> Письменное задание a
Пожалуйста, перепишите из дневника без изменений отрывок от «У бабушки Нины» до «ракетами. Какой ужас!» включительно.

> Исходный текст
Дневник Жеребцовой Полины (часть вторая, Чечня, 1999-2002гг.)
Шрифт:
— Моей ноги здесь больше не будет! Никогда! — и внимательно посмотрел на меня.
Я произнесла свое обычное:
— Пока!
Даже бровью не повела. Джинн не выдержал — хихикнул.
Переночевав в квартире у своего знакомого на четвертом этаже, «Старший брат» хорошенько натерпелся страха под обстрелом. Рано утром Аладдин снова стучал в нашу дверь! Одумался! Мы живем то на первом! Он, как ни в чем не бывало, поел маминого борща, курицу и ушел.
Мансур запасает своей бабушке и нам дрова. Пилит и колет целый
— У соседей напротив ночью двери в щепки разбили! Их подъезд открыт. Нужно иметь двери про запас. Иначе одни или другие войдут. Устроят бой! Разобьют наш дом!
У бабушки Нины уже несколько дней живет ее подруга — Стася. Пожилая одинокая женщина из дома напротив. Она спустилась вниз со своего высокого этажа. Боится одна…
Сегодня все наши соседи расстроились. Причина? По радиоприемнику передали, что нас будут бомбить при помощи «Акул». Это военные вертолеты с ракетами. Какой ужас!
Страшно уезжать в беженцы. Автобусы обстреливают — люди гибнут, сгорая живьем.
До свидания, Дневник!
Царевна Будур
25 ноября 1999 г
22:00 вечера. Четверг.
День прошел отлично! С утра мало стреляли, и к вечеру соседи вышли «погулять», это значит — постоять у подъезда и подышать воздухом, смешанным с гарью.
Но не тут-то было! «Град» начал бить по нашему двору. Мы все опрометью залетели в квартиру тети Марьям, к Вале и бабушкам.

> Выдержка из данных
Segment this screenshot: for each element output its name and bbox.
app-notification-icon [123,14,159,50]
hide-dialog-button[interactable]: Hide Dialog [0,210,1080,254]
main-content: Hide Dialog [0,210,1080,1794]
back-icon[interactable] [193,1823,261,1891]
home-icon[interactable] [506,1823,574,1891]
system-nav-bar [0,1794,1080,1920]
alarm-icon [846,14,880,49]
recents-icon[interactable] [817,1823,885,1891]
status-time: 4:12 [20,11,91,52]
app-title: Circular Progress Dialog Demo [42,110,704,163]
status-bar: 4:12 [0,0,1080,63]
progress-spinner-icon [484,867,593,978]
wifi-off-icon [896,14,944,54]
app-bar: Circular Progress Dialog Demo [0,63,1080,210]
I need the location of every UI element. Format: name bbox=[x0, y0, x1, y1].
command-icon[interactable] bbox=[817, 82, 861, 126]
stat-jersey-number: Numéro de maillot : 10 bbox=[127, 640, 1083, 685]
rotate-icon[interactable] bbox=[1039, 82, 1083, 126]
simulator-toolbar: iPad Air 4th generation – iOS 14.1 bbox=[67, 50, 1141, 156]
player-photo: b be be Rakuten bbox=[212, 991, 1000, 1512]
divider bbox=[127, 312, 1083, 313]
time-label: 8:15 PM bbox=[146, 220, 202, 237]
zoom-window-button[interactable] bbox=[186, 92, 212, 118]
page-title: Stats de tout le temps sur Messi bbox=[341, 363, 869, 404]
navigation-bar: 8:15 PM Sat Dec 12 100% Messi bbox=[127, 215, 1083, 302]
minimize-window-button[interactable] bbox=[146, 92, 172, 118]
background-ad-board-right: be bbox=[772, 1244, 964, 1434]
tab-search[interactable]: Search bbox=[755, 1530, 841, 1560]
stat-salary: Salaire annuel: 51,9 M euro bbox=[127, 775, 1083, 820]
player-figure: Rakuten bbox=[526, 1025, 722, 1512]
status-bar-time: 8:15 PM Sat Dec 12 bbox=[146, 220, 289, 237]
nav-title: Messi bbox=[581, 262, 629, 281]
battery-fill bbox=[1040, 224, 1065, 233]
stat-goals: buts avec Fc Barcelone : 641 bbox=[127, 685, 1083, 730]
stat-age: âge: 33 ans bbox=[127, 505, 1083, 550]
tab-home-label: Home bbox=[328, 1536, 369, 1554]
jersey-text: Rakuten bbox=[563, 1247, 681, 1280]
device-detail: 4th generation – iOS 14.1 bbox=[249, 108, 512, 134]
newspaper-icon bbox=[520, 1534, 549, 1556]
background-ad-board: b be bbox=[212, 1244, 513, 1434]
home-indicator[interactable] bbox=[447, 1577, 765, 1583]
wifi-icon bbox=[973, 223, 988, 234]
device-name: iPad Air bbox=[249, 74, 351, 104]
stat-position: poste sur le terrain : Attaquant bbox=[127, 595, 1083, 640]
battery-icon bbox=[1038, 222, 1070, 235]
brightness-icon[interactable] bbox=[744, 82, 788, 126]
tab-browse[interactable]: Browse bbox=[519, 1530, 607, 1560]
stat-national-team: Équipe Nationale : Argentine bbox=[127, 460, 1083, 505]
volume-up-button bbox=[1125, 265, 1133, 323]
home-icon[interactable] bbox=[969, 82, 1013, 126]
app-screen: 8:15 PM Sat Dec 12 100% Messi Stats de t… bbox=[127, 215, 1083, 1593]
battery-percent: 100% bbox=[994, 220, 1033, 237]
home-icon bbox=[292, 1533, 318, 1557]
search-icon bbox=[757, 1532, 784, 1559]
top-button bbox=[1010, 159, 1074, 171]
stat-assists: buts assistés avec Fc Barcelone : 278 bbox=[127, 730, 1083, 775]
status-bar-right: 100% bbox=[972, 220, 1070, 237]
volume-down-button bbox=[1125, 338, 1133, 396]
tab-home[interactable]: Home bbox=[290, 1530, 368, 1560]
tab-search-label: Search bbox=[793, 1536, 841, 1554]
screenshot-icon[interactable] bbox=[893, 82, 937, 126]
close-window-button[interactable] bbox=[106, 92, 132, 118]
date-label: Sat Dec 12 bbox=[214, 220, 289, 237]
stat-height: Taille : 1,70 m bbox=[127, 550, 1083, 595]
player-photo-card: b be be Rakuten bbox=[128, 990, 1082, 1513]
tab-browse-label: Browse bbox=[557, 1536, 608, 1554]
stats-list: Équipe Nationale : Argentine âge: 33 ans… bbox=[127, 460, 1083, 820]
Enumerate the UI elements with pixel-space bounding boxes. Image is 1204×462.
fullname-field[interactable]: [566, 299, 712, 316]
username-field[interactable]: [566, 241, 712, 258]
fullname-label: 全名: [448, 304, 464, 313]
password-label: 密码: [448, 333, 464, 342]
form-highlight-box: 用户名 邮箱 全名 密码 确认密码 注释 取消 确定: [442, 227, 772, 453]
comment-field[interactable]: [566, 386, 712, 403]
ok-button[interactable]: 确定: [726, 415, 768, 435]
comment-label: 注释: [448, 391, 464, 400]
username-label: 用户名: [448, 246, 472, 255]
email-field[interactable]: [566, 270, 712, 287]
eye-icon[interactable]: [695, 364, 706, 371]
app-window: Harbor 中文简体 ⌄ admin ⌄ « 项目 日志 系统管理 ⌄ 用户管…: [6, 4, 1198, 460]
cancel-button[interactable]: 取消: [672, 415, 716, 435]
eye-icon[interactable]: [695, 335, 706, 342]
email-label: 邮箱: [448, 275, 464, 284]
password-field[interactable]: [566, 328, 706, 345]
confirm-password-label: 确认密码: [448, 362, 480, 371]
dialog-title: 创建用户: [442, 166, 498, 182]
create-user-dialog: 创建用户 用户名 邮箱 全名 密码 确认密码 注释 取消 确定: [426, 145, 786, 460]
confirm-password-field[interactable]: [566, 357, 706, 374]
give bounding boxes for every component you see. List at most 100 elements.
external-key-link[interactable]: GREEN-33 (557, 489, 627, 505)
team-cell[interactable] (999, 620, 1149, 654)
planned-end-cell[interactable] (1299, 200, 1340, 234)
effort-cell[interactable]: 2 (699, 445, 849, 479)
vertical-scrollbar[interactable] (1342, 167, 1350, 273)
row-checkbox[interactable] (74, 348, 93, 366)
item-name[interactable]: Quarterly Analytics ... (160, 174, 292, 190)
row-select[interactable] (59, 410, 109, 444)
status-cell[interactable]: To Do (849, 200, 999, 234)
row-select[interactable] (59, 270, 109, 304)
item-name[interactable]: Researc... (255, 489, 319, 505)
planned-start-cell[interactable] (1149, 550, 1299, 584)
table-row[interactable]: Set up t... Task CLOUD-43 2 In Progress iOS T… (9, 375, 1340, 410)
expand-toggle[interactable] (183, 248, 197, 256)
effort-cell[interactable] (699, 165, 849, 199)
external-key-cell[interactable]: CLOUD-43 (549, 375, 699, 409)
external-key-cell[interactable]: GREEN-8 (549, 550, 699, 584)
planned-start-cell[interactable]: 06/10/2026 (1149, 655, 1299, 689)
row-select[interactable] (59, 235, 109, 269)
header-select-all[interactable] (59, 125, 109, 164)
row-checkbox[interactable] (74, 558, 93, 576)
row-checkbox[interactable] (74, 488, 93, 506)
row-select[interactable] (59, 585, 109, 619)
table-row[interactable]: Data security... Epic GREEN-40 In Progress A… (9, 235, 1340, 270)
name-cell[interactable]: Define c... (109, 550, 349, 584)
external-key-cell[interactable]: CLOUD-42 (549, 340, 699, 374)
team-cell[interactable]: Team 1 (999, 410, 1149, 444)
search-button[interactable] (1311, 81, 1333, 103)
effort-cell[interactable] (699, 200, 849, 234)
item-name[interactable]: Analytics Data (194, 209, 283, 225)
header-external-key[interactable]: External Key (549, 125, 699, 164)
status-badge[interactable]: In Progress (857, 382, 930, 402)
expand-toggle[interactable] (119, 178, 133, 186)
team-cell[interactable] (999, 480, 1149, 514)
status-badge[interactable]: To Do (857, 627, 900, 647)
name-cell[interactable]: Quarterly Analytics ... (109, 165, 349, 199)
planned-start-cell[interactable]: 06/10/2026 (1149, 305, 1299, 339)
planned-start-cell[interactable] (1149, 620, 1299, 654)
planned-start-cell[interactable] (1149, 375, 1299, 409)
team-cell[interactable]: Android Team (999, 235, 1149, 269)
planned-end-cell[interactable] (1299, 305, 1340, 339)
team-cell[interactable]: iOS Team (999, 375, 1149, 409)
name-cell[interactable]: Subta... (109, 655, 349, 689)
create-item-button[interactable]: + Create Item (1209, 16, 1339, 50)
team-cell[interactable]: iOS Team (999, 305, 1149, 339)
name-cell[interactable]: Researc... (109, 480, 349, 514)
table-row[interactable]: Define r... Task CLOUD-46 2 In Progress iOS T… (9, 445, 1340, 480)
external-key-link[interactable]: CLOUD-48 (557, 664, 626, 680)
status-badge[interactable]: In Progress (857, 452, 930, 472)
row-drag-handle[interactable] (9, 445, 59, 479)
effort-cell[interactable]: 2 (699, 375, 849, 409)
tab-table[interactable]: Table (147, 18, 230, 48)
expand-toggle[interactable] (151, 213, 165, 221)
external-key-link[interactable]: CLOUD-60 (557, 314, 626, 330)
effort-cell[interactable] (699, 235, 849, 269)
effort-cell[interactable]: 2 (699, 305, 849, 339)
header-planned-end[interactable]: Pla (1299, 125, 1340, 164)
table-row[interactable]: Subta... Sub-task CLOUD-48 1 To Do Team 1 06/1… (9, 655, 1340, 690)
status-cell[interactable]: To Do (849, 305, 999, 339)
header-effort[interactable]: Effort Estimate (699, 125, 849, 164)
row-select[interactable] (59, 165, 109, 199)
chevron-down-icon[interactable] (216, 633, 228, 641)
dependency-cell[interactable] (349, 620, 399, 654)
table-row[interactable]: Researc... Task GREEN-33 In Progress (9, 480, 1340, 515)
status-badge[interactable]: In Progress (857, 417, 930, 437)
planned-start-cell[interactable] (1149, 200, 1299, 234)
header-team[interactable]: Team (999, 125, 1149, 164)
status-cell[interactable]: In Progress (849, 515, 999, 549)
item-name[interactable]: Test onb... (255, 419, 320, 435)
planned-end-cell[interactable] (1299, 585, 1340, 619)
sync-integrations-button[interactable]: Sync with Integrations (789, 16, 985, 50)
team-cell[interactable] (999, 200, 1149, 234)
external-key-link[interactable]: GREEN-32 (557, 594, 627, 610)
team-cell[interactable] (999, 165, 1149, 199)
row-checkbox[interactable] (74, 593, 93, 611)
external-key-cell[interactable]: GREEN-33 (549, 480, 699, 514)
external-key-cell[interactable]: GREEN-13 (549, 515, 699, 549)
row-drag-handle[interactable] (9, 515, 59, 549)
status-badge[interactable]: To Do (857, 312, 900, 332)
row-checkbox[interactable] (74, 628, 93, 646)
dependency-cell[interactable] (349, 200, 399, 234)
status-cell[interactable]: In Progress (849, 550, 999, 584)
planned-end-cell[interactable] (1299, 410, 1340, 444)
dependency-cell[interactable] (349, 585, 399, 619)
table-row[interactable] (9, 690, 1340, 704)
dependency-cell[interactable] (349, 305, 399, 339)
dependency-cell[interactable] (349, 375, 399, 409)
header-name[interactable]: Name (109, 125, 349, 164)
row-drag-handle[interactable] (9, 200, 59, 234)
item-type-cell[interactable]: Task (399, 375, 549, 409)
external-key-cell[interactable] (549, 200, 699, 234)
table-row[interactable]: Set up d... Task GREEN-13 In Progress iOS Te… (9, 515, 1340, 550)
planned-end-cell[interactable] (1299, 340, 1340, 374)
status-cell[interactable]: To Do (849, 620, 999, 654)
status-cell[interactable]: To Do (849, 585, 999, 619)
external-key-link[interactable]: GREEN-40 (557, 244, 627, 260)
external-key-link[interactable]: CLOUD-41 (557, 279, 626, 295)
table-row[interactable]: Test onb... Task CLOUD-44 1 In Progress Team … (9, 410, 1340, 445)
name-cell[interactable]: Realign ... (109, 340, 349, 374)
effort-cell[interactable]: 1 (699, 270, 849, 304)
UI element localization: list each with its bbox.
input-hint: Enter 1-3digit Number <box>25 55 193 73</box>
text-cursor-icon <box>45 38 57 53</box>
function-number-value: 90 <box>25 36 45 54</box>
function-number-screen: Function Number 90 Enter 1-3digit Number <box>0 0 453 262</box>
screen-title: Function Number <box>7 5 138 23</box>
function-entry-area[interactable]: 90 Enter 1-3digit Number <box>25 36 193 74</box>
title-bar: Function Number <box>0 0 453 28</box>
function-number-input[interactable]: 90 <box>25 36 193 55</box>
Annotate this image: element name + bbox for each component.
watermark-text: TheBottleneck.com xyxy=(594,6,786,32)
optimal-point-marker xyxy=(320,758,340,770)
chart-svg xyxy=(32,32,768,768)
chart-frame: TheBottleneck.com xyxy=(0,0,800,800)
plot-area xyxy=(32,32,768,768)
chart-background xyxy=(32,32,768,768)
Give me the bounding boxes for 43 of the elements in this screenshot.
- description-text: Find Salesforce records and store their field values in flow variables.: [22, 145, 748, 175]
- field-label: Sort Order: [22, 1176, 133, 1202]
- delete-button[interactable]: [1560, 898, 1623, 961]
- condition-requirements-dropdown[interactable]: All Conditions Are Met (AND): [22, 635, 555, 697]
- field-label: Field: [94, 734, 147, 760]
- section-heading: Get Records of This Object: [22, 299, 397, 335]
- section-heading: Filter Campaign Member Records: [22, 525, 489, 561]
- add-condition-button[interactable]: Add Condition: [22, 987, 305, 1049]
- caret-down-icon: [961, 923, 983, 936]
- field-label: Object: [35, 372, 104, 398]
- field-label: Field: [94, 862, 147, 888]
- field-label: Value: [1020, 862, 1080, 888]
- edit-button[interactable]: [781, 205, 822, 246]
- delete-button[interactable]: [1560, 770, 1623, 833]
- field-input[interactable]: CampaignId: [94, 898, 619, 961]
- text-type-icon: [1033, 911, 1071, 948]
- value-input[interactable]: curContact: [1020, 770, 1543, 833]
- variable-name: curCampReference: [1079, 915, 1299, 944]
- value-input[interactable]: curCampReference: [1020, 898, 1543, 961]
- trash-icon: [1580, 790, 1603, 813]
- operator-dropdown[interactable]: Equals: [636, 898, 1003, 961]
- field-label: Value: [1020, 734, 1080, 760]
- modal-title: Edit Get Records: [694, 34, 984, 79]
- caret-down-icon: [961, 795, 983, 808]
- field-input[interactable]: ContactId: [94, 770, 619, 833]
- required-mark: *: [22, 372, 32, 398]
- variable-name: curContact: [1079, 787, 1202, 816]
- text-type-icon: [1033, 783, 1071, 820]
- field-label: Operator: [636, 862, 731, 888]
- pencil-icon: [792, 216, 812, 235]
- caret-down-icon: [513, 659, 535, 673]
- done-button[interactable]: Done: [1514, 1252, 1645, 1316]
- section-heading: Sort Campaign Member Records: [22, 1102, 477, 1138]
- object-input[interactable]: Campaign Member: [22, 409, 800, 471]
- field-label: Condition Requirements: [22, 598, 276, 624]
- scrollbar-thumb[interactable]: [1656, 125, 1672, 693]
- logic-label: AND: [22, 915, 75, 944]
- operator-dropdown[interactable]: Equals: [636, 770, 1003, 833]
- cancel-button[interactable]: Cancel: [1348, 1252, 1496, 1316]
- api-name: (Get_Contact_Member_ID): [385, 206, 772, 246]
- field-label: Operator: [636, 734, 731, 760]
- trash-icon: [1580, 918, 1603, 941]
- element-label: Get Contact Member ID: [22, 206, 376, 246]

> Письменное задание b
Приведите только записи от их начала до строки с «command-icon[interactable] bbox=[817, 82, 861, 126]» включительно, заменив в них «Hide Dialog» на «Close Dialog». Всё остальное оставьте как есть.

> Полный ответ a
У бабушки Нины уже несколько дней живет ее подруга — Стася. Пожилая одинокая женщина из дома напротив. Она спустилась вниз со своего высокого этажа. Боится одна…
Сегодня все наши соседи расстроились. Причина? По радиоприемнику передали, что нас будут бомбить при помощи «Акул». Это военные вертолеты с ракетами. Какой ужас!

> Полный ответ b
Segment this screenshot: for each element output its name and bbox.
app-notification-icon [123,14,159,50]
hide-dialog-button[interactable]: Close Dialog [0,210,1080,254]
main-content: Close Dialog [0,210,1080,1794]
back-icon[interactable] [193,1823,261,1891]
home-icon[interactable] [506,1823,574,1891]
system-nav-bar [0,1794,1080,1920]
alarm-icon [846,14,880,49]
recents-icon[interactable] [817,1823,885,1891]
status-time: 4:12 [20,11,91,52]
app-title: Circular Progress Dialog Demo [42,110,704,163]
status-bar: 4:12 [0,0,1080,63]
progress-spinner-icon [484,867,593,978]
wifi-off-icon [896,14,944,54]
app-bar: Circular Progress Dialog Demo [0,63,1080,210]
I need the location of every UI element. Format: name bbox=[x0, y0, x1, y1].
command-icon[interactable] bbox=[817, 82, 861, 126]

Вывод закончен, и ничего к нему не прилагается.